◆ Requirements ◆
Transcribe the records that follow. Keep every word exactly, and drop the pictures.

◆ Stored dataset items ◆
# # # # #
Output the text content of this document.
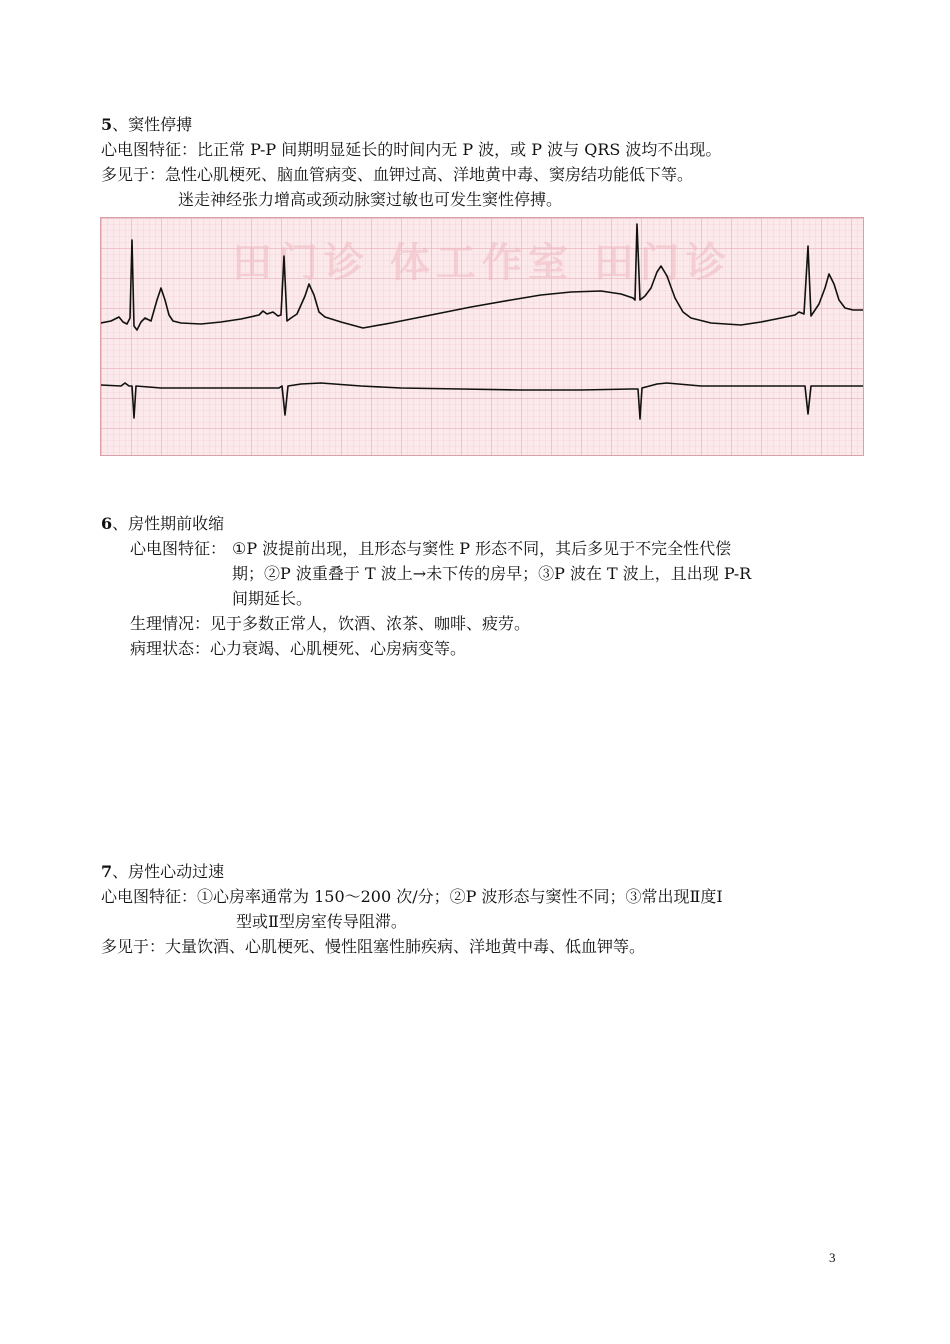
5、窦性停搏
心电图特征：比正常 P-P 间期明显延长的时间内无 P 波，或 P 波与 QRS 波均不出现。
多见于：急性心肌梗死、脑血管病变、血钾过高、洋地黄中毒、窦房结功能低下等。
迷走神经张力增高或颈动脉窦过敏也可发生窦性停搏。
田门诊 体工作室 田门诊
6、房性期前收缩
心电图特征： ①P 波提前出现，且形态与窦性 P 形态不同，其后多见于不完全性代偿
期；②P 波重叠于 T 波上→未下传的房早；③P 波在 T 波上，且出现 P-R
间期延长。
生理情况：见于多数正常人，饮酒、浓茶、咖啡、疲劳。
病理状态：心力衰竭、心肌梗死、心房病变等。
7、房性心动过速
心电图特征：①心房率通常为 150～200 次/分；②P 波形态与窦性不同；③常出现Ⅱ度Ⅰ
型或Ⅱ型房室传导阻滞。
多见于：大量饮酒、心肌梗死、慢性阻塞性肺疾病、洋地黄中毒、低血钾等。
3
# # # # #
◆ Solution for this problem ◆
Output the text content of this document.
5、窦性停搏
心电图特征：比正常 P-P 间期明显延长的时间内无 P 波，或 P 波与 QRS 波均不出现。
多见于：急性心肌梗死、脑血管病变、血钾过高、洋地黄中毒、窦房结功能低下等。
迷走神经张力增高或颈动脉窦过敏也可发生窦性停搏。
田门诊 体工作室 田门诊
6、房性期前收缩
心电图特征： ①P 波提前出现，且形态与窦性 P 形态不同，其后多见于不完全性代偿
期；②P 波重叠于 T 波上→未下传的房早；③P 波在 T 波上，且出现 P-R
间期延长。
生理情况：见于多数正常人，饮酒、浓茶、咖啡、疲劳。
病理状态：心力衰竭、心肌梗死、心房病变等。
7、房性心动过速
心电图特征：①心房率通常为 150～200 次/分；②P 波形态与窦性不同；③常出现Ⅱ度Ⅰ
型或Ⅱ型房室传导阻滞。
多见于：大量饮酒、心肌梗死、慢性阻塞性肺疾病、洋地黄中毒、低血钾等。
3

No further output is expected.